**EXERCISE PROMPT**
Copy all the entries below exactly, but not the pictures.

────────────────

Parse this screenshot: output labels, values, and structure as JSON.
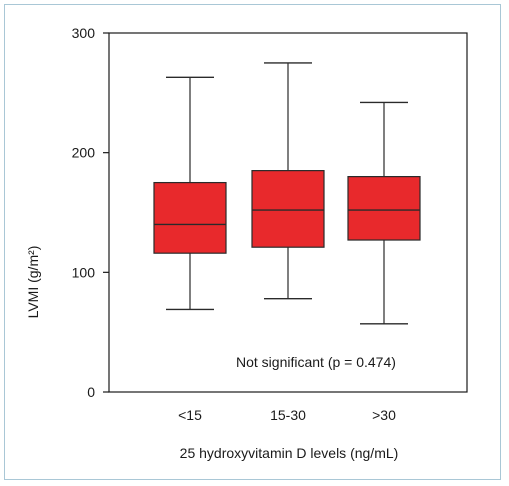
{
  "chart_data": {
    "type": "box",
    "title": "",
    "xlabel": "25 hydroxyvitamin D levels (ng/mL)",
    "ylabel": "LVMI (g/m²)",
    "ylim": [
      0,
      300
    ],
    "yticks": [
      0,
      100,
      200,
      300
    ],
    "categories": [
      "<15",
      "15-30",
      ">30"
    ],
    "boxes": [
      {
        "category": "<15",
        "min": 69,
        "q1": 116,
        "median": 140,
        "q3": 175,
        "max": 263
      },
      {
        "category": "15-30",
        "min": 78,
        "q1": 121,
        "median": 152,
        "q3": 185,
        "max": 275
      },
      {
        "category": ">30",
        "min": 57,
        "q1": 127,
        "median": 152,
        "q3": 180,
        "max": 242
      }
    ],
    "annotation": "Not significant (p = 0.474)",
    "colors": {
      "box_fill": "#e8292c",
      "box_stroke": "#2a2a2a",
      "axis": "#1a1a1a",
      "frame_border": "#a9c7d6"
    },
    "grid": false
  }
}
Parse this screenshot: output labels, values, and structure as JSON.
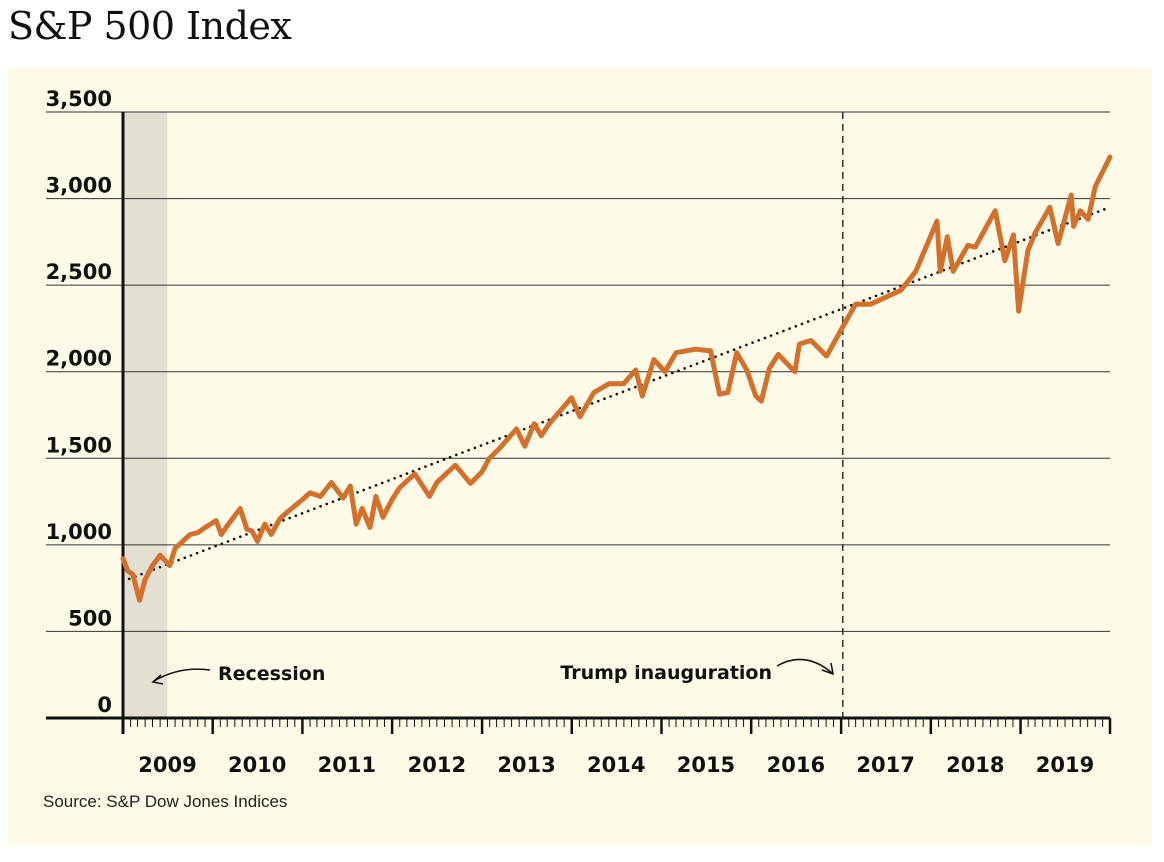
{
  "title": "S&P 500 Index",
  "source": "Source: S&P Dow Jones Indices",
  "colors": {
    "line": "#d2702c",
    "background": "#fdfbe7",
    "recession": "#e3e0d2",
    "grid": "#333333"
  },
  "chart_data": {
    "type": "line",
    "title": "S&P 500 Index",
    "xlabel": "",
    "ylabel": "",
    "ylim": [
      0,
      3500
    ],
    "xlim": [
      "2009-01-01",
      "2019-12-31"
    ],
    "yticks": [
      "0",
      "500",
      "1,000",
      "1,500",
      "2,000",
      "2,500",
      "3,000",
      "3,500"
    ],
    "xticks": [
      "2009",
      "2010",
      "2011",
      "2012",
      "2013",
      "2014",
      "2015",
      "2016",
      "2017",
      "2018",
      "2019"
    ],
    "grid": true,
    "series": [
      {
        "values": [
          [
            "2009-01-01",
            920
          ],
          [
            "2009-01-20",
            850
          ],
          [
            "2009-02-10",
            830
          ],
          [
            "2009-03-09",
            680
          ],
          [
            "2009-04-01",
            800
          ],
          [
            "2009-05-01",
            880
          ],
          [
            "2009-06-01",
            940
          ],
          [
            "2009-07-10",
            880
          ],
          [
            "2009-08-01",
            980
          ],
          [
            "2009-09-01",
            1020
          ],
          [
            "2009-10-01",
            1060
          ],
          [
            "2009-11-01",
            1070
          ],
          [
            "2009-12-01",
            1100
          ],
          [
            "2010-01-15",
            1140
          ],
          [
            "2010-02-05",
            1060
          ],
          [
            "2010-03-01",
            1110
          ],
          [
            "2010-04-23",
            1210
          ],
          [
            "2010-05-20",
            1090
          ],
          [
            "2010-06-10",
            1080
          ],
          [
            "2010-07-02",
            1020
          ],
          [
            "2010-08-01",
            1120
          ],
          [
            "2010-08-27",
            1060
          ],
          [
            "2010-10-01",
            1150
          ],
          [
            "2010-11-01",
            1190
          ],
          [
            "2010-12-31",
            1260
          ],
          [
            "2011-02-01",
            1300
          ],
          [
            "2011-03-15",
            1280
          ],
          [
            "2011-04-29",
            1360
          ],
          [
            "2011-06-15",
            1270
          ],
          [
            "2011-07-15",
            1340
          ],
          [
            "2011-08-08",
            1120
          ],
          [
            "2011-09-01",
            1210
          ],
          [
            "2011-10-03",
            1100
          ],
          [
            "2011-10-27",
            1280
          ],
          [
            "2011-11-25",
            1160
          ],
          [
            "2011-12-31",
            1260
          ],
          [
            "2012-02-01",
            1330
          ],
          [
            "2012-04-02",
            1410
          ],
          [
            "2012-06-01",
            1280
          ],
          [
            "2012-07-01",
            1360
          ],
          [
            "2012-09-14",
            1460
          ],
          [
            "2012-11-15",
            1355
          ],
          [
            "2012-12-31",
            1420
          ],
          [
            "2013-01-31",
            1500
          ],
          [
            "2013-03-15",
            1560
          ],
          [
            "2013-05-21",
            1670
          ],
          [
            "2013-06-24",
            1570
          ],
          [
            "2013-08-01",
            1700
          ],
          [
            "2013-08-30",
            1630
          ],
          [
            "2013-10-01",
            1700
          ],
          [
            "2013-12-31",
            1850
          ],
          [
            "2014-02-03",
            1740
          ],
          [
            "2014-04-01",
            1880
          ],
          [
            "2014-06-01",
            1930
          ],
          [
            "2014-07-31",
            1930
          ],
          [
            "2014-09-18",
            2010
          ],
          [
            "2014-10-15",
            1860
          ],
          [
            "2014-12-01",
            2070
          ],
          [
            "2015-01-15",
            2000
          ],
          [
            "2015-03-01",
            2110
          ],
          [
            "2015-05-20",
            2130
          ],
          [
            "2015-07-20",
            2120
          ],
          [
            "2015-08-25",
            1870
          ],
          [
            "2015-09-28",
            1880
          ],
          [
            "2015-11-03",
            2110
          ],
          [
            "2015-12-14",
            2010
          ],
          [
            "2016-01-20",
            1860
          ],
          [
            "2016-02-11",
            1830
          ],
          [
            "2016-03-15",
            2020
          ],
          [
            "2016-04-20",
            2100
          ],
          [
            "2016-06-27",
            2000
          ],
          [
            "2016-07-15",
            2160
          ],
          [
            "2016-09-01",
            2180
          ],
          [
            "2016-11-03",
            2090
          ],
          [
            "2016-12-31",
            2240
          ],
          [
            "2017-03-01",
            2390
          ],
          [
            "2017-05-01",
            2390
          ],
          [
            "2017-07-01",
            2430
          ],
          [
            "2017-09-01",
            2470
          ],
          [
            "2017-11-01",
            2580
          ],
          [
            "2018-01-26",
            2870
          ],
          [
            "2018-02-08",
            2580
          ],
          [
            "2018-03-09",
            2780
          ],
          [
            "2018-04-02",
            2580
          ],
          [
            "2018-06-01",
            2730
          ],
          [
            "2018-07-01",
            2720
          ],
          [
            "2018-09-20",
            2930
          ],
          [
            "2018-10-29",
            2640
          ],
          [
            "2018-12-03",
            2790
          ],
          [
            "2018-12-24",
            2350
          ],
          [
            "2019-01-31",
            2700
          ],
          [
            "2019-03-01",
            2800
          ],
          [
            "2019-04-30",
            2950
          ],
          [
            "2019-06-03",
            2740
          ],
          [
            "2019-07-26",
            3020
          ],
          [
            "2019-08-05",
            2840
          ],
          [
            "2019-09-01",
            2930
          ],
          [
            "2019-10-03",
            2880
          ],
          [
            "2019-11-01",
            3070
          ],
          [
            "2019-12-31",
            3240
          ]
        ]
      }
    ],
    "trendline": {
      "style": "dotted",
      "from": [
        "2009-01-01",
        790
      ],
      "to": [
        "2019-12-31",
        2950
      ]
    },
    "shaded_regions": [
      {
        "label": "Recession",
        "from": "2009-01-01",
        "to": "2009-06-30"
      }
    ],
    "events": [
      {
        "label": "Trump inauguration",
        "date": "2017-01-20",
        "style": "dashed"
      }
    ]
  }
}
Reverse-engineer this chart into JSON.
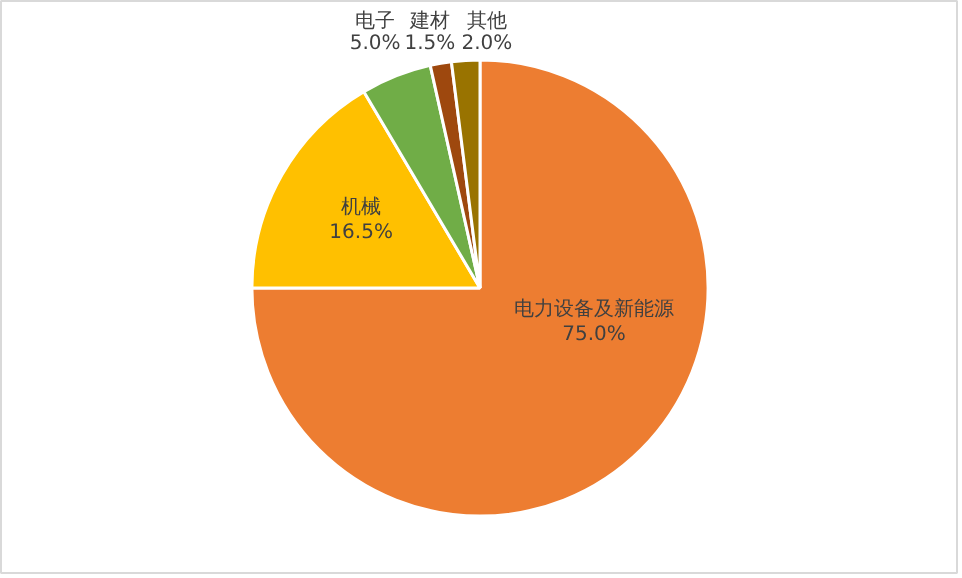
{
  "chart_data": {
    "type": "pie",
    "categories": [
      "电力设备及新能源",
      "机械",
      "电子",
      "建材",
      "其他"
    ],
    "values": [
      75.0,
      16.5,
      5.0,
      1.5,
      2.0
    ],
    "colors": [
      "#ed7d31",
      "#ffc000",
      "#70ad47",
      "#9e480e",
      "#997300"
    ],
    "value_labels": [
      "75.0%",
      "16.5%",
      "5.0%",
      "1.5%",
      "2.0%"
    ]
  }
}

────────────────

**ANSWER FOR THIS EXERCISE**
Parse this screenshot: output labels, values, and structure as JSON.
{
  "chart_data": {
    "type": "box",
    "title": "",
    "xlabel": "25 hydroxyvitamin D levels (ng/mL)",
    "ylabel": "LVMI (g/m²)",
    "ylim": [
      0,
      300
    ],
    "yticks": [
      0,
      100,
      200,
      300
    ],
    "categories": [
      "<15",
      "15-30",
      ">30"
    ],
    "boxes": [
      {
        "category": "<15",
        "min": 69,
        "q1": 116,
        "median": 140,
        "q3": 175,
        "max": 263
      },
      {
        "category": "15-30",
        "min": 78,
        "q1": 121,
        "median": 152,
        "q3": 185,
        "max": 275
      },
      {
        "category": ">30",
        "min": 57,
        "q1": 127,
        "median": 152,
        "q3": 180,
        "max": 242
      }
    ],
    "annotation": "Not significant (p = 0.474)",
    "colors": {
      "box_fill": "#e8292c",
      "box_stroke": "#2a2a2a",
      "axis": "#1a1a1a",
      "frame_border": "#a9c7d6"
    },
    "grid": false
  }
}
Parse this screenshot: output labels, values, and structure as JSON.
{
  "title": "S&P 500 Index",
  "source": "Source: S&P Dow Jones Indices",
  "colors": {
    "line": "#d2702c",
    "background": "#fdfbe7",
    "recession": "#e3e0d2",
    "grid": "#333333"
  },
  "chart_data": {
    "type": "line",
    "title": "S&P 500 Index",
    "xlabel": "",
    "ylabel": "",
    "ylim": [
      0,
      3500
    ],
    "xlim": [
      "2009-01-01",
      "2019-12-31"
    ],
    "yticks": [
      "0",
      "500",
      "1,000",
      "1,500",
      "2,000",
      "2,500",
      "3,000",
      "3,500"
    ],
    "xticks": [
      "2009",
      "2010",
      "2011",
      "2012",
      "2013",
      "2014",
      "2015",
      "2016",
      "2017",
      "2018",
      "2019"
    ],
    "grid": true,
    "series": [
      {
        "values": [
          [
            "2009-01-01",
            920
          ],
          [
            "2009-01-20",
            850
          ],
          [
            "2009-02-10",
            830
          ],
          [
            "2009-03-09",
            680
          ],
          [
            "2009-04-01",
            800
          ],
          [
            "2009-05-01",
            880
          ],
          [
            "2009-06-01",
            940
          ],
          [
            "2009-07-10",
            880
          ],
          [
            "2009-08-01",
            980
          ],
          [
            "2009-09-01",
            1020
          ],
          [
            "2009-10-01",
            1060
          ],
          [
            "2009-11-01",
            1070
          ],
          [
            "2009-12-01",
            1100
          ],
          [
            "2010-01-15",
            1140
          ],
          [
            "2010-02-05",
            1060
          ],
          [
            "2010-03-01",
            1110
          ],
          [
            "2010-04-23",
            1210
          ],
          [
            "2010-05-20",
            1090
          ],
          [
            "2010-06-10",
            1080
          ],
          [
            "2010-07-02",
            1020
          ],
          [
            "2010-08-01",
            1120
          ],
          [
            "2010-08-27",
            1060
          ],
          [
            "2010-10-01",
            1150
          ],
          [
            "2010-11-01",
            1190
          ],
          [
            "2010-12-31",
            1260
          ],
          [
            "2011-02-01",
            1300
          ],
          [
            "2011-03-15",
            1280
          ],
          [
            "2011-04-29",
            1360
          ],
          [
            "2011-06-15",
            1270
          ],
          [
            "2011-07-15",
            1340
          ],
          [
            "2011-08-08",
            1120
          ],
          [
            "2011-09-01",
            1210
          ],
          [
            "2011-10-03",
            1100
          ],
          [
            "2011-10-27",
            1280
          ],
          [
            "2011-11-25",
            1160
          ],
          [
            "2011-12-31",
            1260
          ],
          [
            "2012-02-01",
            1330
          ],
          [
            "2012-04-02",
            1410
          ],
          [
            "2012-06-01",
            1280
          ],
          [
            "2012-07-01",
            1360
          ],
          [
            "2012-09-14",
            1460
          ],
          [
            "2012-11-15",
            1355
          ],
          [
            "2012-12-31",
            1420
          ],
          [
            "2013-01-31",
            1500
          ],
          [
            "2013-03-15",
            1560
          ],
          [
            "2013-05-21",
            1670
          ],
          [
            "2013-06-24",
            1570
          ],
          [
            "2013-08-01",
            1700
          ],
          [
            "2013-08-30",
            1630
          ],
          [
            "2013-10-01",
            1700
          ],
          [
            "2013-12-31",
            1850
          ],
          [
            "2014-02-03",
            1740
          ],
          [
            "2014-04-01",
            1880
          ],
          [
            "2014-06-01",
            1930
          ],
          [
            "2014-07-31",
            1930
          ],
          [
            "2014-09-18",
            2010
          ],
          [
            "2014-10-15",
            1860
          ],
          [
            "2014-12-01",
            2070
          ],
          [
            "2015-01-15",
            2000
          ],
          [
            "2015-03-01",
            2110
          ],
          [
            "2015-05-20",
            2130
          ],
          [
            "2015-07-20",
            2120
          ],
          [
            "2015-08-25",
            1870
          ],
          [
            "2015-09-28",
            1880
          ],
          [
            "2015-11-03",
            2110
          ],
          [
            "2015-12-14",
            2010
          ],
          [
            "2016-01-20",
            1860
          ],
          [
            "2016-02-11",
            1830
          ],
          [
            "2016-03-15",
            2020
          ],
          [
            "2016-04-20",
            2100
          ],
          [
            "2016-06-27",
            2000
          ],
          [
            "2016-07-15",
            2160
          ],
          [
            "2016-09-01",
            2180
          ],
          [
            "2016-11-03",
            2090
          ],
          [
            "2016-12-31",
            2240
          ],
          [
            "2017-03-01",
            2390
          ],
          [
            "2017-05-01",
            2390
          ],
          [
            "2017-07-01",
            2430
          ],
          [
            "2017-09-01",
            2470
          ],
          [
            "2017-11-01",
            2580
          ],
          [
            "2018-01-26",
            2870
          ],
          [
            "2018-02-08",
            2580
          ],
          [
            "2018-03-09",
            2780
          ],
          [
            "2018-04-02",
            2580
          ],
          [
            "2018-06-01",
            2730
          ],
          [
            "2018-07-01",
            2720
          ],
          [
            "2018-09-20",
            2930
          ],
          [
            "2018-10-29",
            2640
          ],
          [
            "2018-12-03",
            2790
          ],
          [
            "2018-12-24",
            2350
          ],
          [
            "2019-01-31",
            2700
          ],
          [
            "2019-03-01",
            2800
          ],
          [
            "2019-04-30",
            2950
          ],
          [
            "2019-06-03",
            2740
          ],
          [
            "2019-07-26",
            3020
          ],
          [
            "2019-08-05",
            2840
          ],
          [
            "2019-09-01",
            2930
          ],
          [
            "2019-10-03",
            2880
          ],
          [
            "2019-11-01",
            3070
          ],
          [
            "2019-12-31",
            3240
          ]
        ]
      }
    ],
    "trendline": {
      "style": "dotted",
      "from": [
        "2009-01-01",
        790
      ],
      "to": [
        "2019-12-31",
        2950
      ]
    },
    "shaded_regions": [
      {
        "label": "Recession",
        "from": "2009-01-01",
        "to": "2009-06-30"
      }
    ],
    "events": [
      {
        "label": "Trump inauguration",
        "date": "2017-01-20",
        "style": "dashed"
      }
    ]
  }
}
Reverse-engineer this chart into JSON.
{
  "chart_data": {
    "type": "pie",
    "categories": [
      "电力设备及新能源",
      "机械",
      "电子",
      "建材",
      "其他"
    ],
    "values": [
      75.0,
      16.5,
      5.0,
      1.5,
      2.0
    ],
    "colors": [
      "#ed7d31",
      "#ffc000",
      "#70ad47",
      "#9e480e",
      "#997300"
    ],
    "value_labels": [
      "75.0%",
      "16.5%",
      "5.0%",
      "1.5%",
      "2.0%"
    ]
  }
}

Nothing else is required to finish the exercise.